-- Problem to work on --
Search the listing below for "caption". Copy each matching line.

-- Dataset entries on figures --
<<<<
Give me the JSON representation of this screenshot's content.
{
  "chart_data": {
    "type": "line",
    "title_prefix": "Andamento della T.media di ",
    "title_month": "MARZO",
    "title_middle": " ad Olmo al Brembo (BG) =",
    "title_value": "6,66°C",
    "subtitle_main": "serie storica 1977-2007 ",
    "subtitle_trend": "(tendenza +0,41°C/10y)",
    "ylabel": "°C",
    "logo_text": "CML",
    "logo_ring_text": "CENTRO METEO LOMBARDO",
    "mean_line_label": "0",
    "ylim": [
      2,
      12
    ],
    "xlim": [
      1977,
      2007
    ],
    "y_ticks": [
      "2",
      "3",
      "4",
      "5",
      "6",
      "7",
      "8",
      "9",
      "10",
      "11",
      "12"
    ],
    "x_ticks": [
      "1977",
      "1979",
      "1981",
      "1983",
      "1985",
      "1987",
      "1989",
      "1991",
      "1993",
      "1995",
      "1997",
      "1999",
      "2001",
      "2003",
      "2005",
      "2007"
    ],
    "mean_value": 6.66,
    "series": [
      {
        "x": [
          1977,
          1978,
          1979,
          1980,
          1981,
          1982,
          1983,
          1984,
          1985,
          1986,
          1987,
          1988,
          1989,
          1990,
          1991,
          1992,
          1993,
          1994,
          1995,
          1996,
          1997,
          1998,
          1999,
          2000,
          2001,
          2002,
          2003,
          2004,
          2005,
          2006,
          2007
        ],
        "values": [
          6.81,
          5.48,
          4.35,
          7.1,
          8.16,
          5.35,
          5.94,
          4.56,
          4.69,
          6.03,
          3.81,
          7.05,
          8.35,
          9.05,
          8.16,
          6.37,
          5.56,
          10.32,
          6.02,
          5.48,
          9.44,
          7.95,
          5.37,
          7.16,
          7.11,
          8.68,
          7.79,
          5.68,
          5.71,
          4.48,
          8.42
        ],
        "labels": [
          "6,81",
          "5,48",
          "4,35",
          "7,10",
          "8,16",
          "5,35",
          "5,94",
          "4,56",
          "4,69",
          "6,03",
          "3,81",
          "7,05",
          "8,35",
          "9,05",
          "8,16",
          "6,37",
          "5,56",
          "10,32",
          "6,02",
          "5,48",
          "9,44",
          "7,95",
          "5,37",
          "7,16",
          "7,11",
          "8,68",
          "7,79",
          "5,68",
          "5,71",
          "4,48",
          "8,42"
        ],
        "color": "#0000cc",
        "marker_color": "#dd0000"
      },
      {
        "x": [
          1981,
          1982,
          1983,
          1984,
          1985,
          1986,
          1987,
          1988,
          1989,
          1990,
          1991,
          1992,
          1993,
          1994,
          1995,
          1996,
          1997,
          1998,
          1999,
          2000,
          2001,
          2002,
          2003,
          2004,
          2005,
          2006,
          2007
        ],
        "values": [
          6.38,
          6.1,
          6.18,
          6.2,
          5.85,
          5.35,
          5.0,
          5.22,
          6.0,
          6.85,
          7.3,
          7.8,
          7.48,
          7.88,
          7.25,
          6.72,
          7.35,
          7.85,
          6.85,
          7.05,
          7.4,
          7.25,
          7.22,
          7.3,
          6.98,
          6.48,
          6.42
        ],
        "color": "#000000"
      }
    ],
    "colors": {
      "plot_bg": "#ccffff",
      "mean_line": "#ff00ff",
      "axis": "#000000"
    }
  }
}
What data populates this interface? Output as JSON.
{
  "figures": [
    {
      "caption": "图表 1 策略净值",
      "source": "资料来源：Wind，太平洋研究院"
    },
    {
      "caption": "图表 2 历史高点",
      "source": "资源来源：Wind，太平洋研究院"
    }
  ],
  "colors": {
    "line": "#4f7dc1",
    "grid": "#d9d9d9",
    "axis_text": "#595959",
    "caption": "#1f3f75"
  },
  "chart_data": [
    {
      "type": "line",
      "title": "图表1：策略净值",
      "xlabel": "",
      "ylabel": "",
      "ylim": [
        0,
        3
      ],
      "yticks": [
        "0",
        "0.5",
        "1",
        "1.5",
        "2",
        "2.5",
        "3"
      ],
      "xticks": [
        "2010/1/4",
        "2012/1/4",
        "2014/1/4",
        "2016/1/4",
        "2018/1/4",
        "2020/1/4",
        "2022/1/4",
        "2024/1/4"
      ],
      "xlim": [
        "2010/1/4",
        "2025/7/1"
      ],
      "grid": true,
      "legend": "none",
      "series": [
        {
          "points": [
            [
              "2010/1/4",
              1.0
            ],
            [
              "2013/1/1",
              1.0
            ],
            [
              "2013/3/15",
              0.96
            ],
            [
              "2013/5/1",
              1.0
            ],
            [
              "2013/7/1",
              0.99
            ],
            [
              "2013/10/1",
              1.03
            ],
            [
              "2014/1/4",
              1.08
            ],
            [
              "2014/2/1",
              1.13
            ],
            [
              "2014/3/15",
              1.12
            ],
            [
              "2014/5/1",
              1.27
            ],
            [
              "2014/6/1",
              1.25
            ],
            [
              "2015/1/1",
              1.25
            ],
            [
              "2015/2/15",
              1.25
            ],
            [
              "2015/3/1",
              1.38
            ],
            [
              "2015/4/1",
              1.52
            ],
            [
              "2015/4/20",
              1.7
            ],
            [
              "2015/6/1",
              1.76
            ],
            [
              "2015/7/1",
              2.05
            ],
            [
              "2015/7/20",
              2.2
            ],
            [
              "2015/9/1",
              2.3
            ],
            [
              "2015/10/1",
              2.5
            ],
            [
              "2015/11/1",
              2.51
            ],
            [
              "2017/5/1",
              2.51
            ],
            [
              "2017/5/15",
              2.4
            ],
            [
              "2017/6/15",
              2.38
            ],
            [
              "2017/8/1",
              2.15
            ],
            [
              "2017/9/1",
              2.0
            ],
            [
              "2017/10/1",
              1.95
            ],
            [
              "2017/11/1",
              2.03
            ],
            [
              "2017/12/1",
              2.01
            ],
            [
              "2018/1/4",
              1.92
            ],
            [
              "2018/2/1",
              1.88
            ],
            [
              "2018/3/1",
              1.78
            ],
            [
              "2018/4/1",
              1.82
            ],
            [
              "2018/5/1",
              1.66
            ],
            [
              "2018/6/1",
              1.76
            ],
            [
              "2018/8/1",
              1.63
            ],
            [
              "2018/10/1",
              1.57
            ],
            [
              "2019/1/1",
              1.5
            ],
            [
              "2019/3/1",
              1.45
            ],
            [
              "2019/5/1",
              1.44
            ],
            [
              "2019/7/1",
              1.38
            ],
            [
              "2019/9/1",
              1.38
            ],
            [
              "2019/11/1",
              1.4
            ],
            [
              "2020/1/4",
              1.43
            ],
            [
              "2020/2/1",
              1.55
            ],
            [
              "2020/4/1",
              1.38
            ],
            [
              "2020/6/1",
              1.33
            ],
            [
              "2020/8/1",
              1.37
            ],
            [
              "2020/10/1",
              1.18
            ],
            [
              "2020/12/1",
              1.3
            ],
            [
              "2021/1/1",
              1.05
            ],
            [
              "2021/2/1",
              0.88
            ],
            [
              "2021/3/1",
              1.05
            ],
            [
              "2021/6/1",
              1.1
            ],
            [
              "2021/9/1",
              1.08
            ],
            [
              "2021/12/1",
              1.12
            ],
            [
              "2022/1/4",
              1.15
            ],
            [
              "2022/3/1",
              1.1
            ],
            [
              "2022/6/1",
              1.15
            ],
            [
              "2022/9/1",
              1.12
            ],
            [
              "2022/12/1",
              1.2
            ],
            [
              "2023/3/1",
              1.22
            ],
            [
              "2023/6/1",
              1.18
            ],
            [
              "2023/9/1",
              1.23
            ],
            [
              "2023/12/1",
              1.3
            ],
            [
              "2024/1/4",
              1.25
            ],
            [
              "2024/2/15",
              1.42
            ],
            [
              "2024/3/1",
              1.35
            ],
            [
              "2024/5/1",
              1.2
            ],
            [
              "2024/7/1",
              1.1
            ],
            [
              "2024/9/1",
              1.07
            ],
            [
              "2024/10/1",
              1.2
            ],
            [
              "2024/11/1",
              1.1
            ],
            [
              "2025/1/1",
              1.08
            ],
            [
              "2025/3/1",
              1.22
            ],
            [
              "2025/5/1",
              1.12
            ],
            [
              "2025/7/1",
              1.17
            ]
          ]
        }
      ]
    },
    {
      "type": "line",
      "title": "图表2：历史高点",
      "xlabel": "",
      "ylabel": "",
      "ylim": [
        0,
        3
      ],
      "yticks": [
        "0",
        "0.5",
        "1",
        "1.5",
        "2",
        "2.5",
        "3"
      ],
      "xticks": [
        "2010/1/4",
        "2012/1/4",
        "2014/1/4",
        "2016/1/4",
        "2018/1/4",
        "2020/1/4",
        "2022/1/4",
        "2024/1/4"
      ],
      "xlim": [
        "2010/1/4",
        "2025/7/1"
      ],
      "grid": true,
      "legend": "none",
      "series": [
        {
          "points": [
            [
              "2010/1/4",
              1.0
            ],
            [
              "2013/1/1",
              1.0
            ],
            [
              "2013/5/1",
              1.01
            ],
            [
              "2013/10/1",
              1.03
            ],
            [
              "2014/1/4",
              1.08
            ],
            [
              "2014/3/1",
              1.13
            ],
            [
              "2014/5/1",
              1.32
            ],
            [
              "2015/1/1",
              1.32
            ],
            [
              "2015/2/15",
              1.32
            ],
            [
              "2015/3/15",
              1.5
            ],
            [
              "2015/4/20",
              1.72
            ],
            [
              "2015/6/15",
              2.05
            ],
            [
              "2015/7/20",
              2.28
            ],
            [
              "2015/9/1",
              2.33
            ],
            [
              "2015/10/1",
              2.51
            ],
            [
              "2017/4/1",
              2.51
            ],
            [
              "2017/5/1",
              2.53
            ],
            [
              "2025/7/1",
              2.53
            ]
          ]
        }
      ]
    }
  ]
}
>>>>
-- Response --
      "caption": "图表 1 策略净值",
      "caption": "图表 2 历史高点",
    "caption": "#1f3f75"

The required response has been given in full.